-- Information given start --
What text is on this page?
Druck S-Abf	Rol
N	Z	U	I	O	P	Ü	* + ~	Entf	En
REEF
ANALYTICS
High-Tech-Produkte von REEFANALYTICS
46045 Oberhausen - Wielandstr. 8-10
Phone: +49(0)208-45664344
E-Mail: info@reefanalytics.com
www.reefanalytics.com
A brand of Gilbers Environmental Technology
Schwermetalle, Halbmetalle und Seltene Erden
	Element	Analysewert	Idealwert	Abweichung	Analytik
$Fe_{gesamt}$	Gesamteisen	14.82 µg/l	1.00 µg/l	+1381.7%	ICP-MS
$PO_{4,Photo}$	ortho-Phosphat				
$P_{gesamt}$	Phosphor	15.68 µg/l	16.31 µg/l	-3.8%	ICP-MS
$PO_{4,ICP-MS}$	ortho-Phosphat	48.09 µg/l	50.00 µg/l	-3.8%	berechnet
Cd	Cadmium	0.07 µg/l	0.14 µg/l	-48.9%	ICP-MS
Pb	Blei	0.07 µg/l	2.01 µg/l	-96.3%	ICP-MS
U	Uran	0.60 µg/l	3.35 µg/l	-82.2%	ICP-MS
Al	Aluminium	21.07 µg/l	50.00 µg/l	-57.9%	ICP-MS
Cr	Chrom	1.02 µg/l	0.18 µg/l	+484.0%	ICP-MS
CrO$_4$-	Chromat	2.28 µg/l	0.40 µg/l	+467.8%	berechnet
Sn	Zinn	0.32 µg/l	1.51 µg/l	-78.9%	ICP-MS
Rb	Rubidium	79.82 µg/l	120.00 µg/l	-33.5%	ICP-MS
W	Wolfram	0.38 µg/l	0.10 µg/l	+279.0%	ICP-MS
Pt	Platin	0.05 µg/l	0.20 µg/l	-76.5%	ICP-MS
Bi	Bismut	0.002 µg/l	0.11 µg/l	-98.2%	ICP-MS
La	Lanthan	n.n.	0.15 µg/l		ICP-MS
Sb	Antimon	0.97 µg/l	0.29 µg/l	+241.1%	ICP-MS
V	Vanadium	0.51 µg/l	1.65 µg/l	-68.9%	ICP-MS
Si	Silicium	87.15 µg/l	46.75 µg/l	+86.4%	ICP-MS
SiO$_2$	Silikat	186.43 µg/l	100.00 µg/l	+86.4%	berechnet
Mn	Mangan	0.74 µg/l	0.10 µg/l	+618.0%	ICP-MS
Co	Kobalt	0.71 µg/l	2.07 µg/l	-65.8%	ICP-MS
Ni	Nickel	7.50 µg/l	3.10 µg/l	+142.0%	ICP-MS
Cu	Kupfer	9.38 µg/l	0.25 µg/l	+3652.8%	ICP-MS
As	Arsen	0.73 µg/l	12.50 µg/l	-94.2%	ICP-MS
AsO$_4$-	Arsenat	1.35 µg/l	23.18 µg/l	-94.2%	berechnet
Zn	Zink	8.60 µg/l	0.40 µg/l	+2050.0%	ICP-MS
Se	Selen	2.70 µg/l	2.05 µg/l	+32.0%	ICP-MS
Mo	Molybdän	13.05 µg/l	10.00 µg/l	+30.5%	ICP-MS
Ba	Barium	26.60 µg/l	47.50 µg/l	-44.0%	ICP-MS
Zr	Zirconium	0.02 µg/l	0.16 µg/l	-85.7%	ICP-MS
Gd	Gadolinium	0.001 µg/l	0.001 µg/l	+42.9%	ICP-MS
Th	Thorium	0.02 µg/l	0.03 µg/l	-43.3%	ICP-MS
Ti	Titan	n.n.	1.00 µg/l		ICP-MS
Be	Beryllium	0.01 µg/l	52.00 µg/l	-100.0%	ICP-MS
-- Information given end --
Directions = Here, the records must be output exactly and in full.

Solution to this problem =
What text is on this page?
Druck S-Abf	Rol
N	Z	U	I	O	P	Ü	* + ~	Entf	En
REEF
ANALYTICS
High-Tech-Produkte von REEFANALYTICS
46045 Oberhausen - Wielandstr. 8-10
Phone: +49(0)208-45664344
E-Mail: info@reefanalytics.com
www.reefanalytics.com
A brand of Gilbers Environmental Technology
Schwermetalle, Halbmetalle und Seltene Erden
	Element	Analysewert	Idealwert	Abweichung	Analytik
$Fe_{gesamt}$	Gesamteisen	14.82 µg/l	1.00 µg/l	+1381.7%	ICP-MS
$PO_{4,Photo}$	ortho-Phosphat				
$P_{gesamt}$	Phosphor	15.68 µg/l	16.31 µg/l	-3.8%	ICP-MS
$PO_{4,ICP-MS}$	ortho-Phosphat	48.09 µg/l	50.00 µg/l	-3.8%	berechnet
Cd	Cadmium	0.07 µg/l	0.14 µg/l	-48.9%	ICP-MS
Pb	Blei	0.07 µg/l	2.01 µg/l	-96.3%	ICP-MS
U	Uran	0.60 µg/l	3.35 µg/l	-82.2%	ICP-MS
Al	Aluminium	21.07 µg/l	50.00 µg/l	-57.9%	ICP-MS
Cr	Chrom	1.02 µg/l	0.18 µg/l	+484.0%	ICP-MS
CrO$_4$-	Chromat	2.28 µg/l	0.40 µg/l	+467.8%	berechnet
Sn	Zinn	0.32 µg/l	1.51 µg/l	-78.9%	ICP-MS
Rb	Rubidium	79.82 µg/l	120.00 µg/l	-33.5%	ICP-MS
W	Wolfram	0.38 µg/l	0.10 µg/l	+279.0%	ICP-MS
Pt	Platin	0.05 µg/l	0.20 µg/l	-76.5%	ICP-MS
Bi	Bismut	0.002 µg/l	0.11 µg/l	-98.2%	ICP-MS
La	Lanthan	n.n.	0.15 µg/l		ICP-MS
Sb	Antimon	0.97 µg/l	0.29 µg/l	+241.1%	ICP-MS
V	Vanadium	0.51 µg/l	1.65 µg/l	-68.9%	ICP-MS
Si	Silicium	87.15 µg/l	46.75 µg/l	+86.4%	ICP-MS
SiO$_2$	Silikat	186.43 µg/l	100.00 µg/l	+86.4%	berechnet
Mn	Mangan	0.74 µg/l	0.10 µg/l	+618.0%	ICP-MS
Co	Kobalt	0.71 µg/l	2.07 µg/l	-65.8%	ICP-MS
Ni	Nickel	7.50 µg/l	3.10 µg/l	+142.0%	ICP-MS
Cu	Kupfer	9.38 µg/l	0.25 µg/l	+3652.8%	ICP-MS
As	Arsen	0.73 µg/l	12.50 µg/l	-94.2%	ICP-MS
AsO$_4$-	Arsenat	1.35 µg/l	23.18 µg/l	-94.2%	berechnet
Zn	Zink	8.60 µg/l	0.40 µg/l	+2050.0%	ICP-MS
Se	Selen	2.70 µg/l	2.05 µg/l	+32.0%	ICP-MS
Mo	Molybdän	13.05 µg/l	10.00 µg/l	+30.5%	ICP-MS
Ba	Barium	26.60 µg/l	47.50 µg/l	-44.0%	ICP-MS
Zr	Zirconium	0.02 µg/l	0.16 µg/l	-85.7%	ICP-MS
Gd	Gadolinium	0.001 µg/l	0.001 µg/l	+42.9%	ICP-MS
Th	Thorium	0.02 µg/l	0.03 µg/l	-43.3%	ICP-MS
Ti	Titan	n.n.	1.00 µg/l		ICP-MS
Be	Beryllium	0.01 µg/l	52.00 µg/l	-100.0%	ICP-MS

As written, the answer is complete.